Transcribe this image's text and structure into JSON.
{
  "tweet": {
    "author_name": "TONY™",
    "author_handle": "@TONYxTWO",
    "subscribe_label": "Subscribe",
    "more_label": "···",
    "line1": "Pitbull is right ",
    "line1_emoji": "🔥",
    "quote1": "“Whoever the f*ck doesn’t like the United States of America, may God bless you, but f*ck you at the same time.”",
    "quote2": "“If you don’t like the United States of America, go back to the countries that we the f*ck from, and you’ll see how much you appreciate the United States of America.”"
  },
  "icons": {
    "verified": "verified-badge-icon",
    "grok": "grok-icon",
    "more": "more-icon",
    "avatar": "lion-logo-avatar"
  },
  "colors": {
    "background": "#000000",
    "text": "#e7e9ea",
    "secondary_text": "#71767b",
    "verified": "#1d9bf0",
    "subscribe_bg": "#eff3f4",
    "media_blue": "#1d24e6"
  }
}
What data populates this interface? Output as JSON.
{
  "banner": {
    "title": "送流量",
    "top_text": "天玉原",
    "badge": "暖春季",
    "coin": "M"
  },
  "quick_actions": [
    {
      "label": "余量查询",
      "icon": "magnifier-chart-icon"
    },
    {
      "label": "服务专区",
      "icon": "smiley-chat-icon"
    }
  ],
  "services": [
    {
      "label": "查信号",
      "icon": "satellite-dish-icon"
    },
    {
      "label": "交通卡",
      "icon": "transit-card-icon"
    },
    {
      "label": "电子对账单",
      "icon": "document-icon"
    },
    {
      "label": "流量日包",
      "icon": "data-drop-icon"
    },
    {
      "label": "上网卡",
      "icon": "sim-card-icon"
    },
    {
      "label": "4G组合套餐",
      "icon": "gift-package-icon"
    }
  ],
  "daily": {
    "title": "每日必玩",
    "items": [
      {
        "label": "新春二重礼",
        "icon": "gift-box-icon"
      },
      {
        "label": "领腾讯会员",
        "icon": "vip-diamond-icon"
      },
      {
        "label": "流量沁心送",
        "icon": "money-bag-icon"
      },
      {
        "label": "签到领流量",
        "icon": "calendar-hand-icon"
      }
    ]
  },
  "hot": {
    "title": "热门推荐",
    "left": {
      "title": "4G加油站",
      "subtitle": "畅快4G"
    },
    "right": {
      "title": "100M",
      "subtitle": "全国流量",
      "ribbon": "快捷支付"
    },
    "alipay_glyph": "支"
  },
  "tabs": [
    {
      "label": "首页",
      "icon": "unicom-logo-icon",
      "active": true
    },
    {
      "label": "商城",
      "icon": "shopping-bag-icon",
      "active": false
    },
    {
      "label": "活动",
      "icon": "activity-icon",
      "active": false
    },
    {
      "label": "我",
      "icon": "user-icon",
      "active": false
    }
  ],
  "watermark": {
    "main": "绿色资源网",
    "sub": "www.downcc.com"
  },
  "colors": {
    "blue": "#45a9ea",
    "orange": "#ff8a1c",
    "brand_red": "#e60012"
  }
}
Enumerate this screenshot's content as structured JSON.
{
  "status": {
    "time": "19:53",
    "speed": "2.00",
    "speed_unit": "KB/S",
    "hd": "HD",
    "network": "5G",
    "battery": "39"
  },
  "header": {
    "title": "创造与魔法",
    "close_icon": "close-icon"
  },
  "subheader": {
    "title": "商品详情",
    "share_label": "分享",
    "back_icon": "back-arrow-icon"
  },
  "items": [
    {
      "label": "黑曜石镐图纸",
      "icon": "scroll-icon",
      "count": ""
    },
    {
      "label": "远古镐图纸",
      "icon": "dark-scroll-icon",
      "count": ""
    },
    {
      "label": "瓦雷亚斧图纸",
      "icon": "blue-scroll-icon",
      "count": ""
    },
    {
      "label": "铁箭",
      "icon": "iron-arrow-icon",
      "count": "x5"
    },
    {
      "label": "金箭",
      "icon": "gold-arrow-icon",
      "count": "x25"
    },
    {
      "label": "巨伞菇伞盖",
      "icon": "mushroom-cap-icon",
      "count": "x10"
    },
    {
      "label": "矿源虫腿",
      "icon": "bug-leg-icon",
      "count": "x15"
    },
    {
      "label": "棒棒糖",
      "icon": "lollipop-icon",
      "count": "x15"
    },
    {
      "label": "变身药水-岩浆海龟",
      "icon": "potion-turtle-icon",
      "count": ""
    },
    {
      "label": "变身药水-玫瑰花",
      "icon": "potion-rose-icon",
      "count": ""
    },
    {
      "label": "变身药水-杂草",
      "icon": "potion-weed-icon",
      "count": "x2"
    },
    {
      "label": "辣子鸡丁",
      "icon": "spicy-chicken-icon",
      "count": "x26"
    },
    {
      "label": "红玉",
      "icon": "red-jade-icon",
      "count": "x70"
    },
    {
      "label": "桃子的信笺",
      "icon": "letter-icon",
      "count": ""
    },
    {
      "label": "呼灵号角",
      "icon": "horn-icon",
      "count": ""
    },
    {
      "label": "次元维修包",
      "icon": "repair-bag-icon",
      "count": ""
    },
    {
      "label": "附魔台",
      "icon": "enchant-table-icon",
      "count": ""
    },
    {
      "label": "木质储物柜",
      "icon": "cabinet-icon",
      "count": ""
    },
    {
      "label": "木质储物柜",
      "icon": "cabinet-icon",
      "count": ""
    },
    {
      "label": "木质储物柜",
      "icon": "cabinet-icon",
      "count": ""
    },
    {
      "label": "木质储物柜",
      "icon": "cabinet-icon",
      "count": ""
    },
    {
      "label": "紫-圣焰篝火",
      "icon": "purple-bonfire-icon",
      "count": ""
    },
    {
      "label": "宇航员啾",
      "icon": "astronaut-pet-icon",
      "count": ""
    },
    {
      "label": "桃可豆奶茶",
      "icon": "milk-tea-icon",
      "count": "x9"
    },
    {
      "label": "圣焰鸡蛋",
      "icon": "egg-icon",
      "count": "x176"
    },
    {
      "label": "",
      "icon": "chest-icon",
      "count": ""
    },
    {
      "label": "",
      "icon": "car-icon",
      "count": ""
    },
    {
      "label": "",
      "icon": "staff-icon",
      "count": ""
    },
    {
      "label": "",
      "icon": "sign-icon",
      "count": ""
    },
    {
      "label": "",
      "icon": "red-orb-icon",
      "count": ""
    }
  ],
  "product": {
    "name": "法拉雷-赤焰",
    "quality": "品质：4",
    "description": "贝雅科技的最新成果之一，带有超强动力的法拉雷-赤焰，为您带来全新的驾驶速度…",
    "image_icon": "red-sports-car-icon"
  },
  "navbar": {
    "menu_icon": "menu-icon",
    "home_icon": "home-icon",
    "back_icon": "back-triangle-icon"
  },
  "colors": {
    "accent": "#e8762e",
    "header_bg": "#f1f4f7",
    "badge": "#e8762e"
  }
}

> Aim of the exercise
Find the lines containing "data" and list every one of them.

> Result below
What data populates this interface? Output as JSON.
      "icon": "data-drop-icon"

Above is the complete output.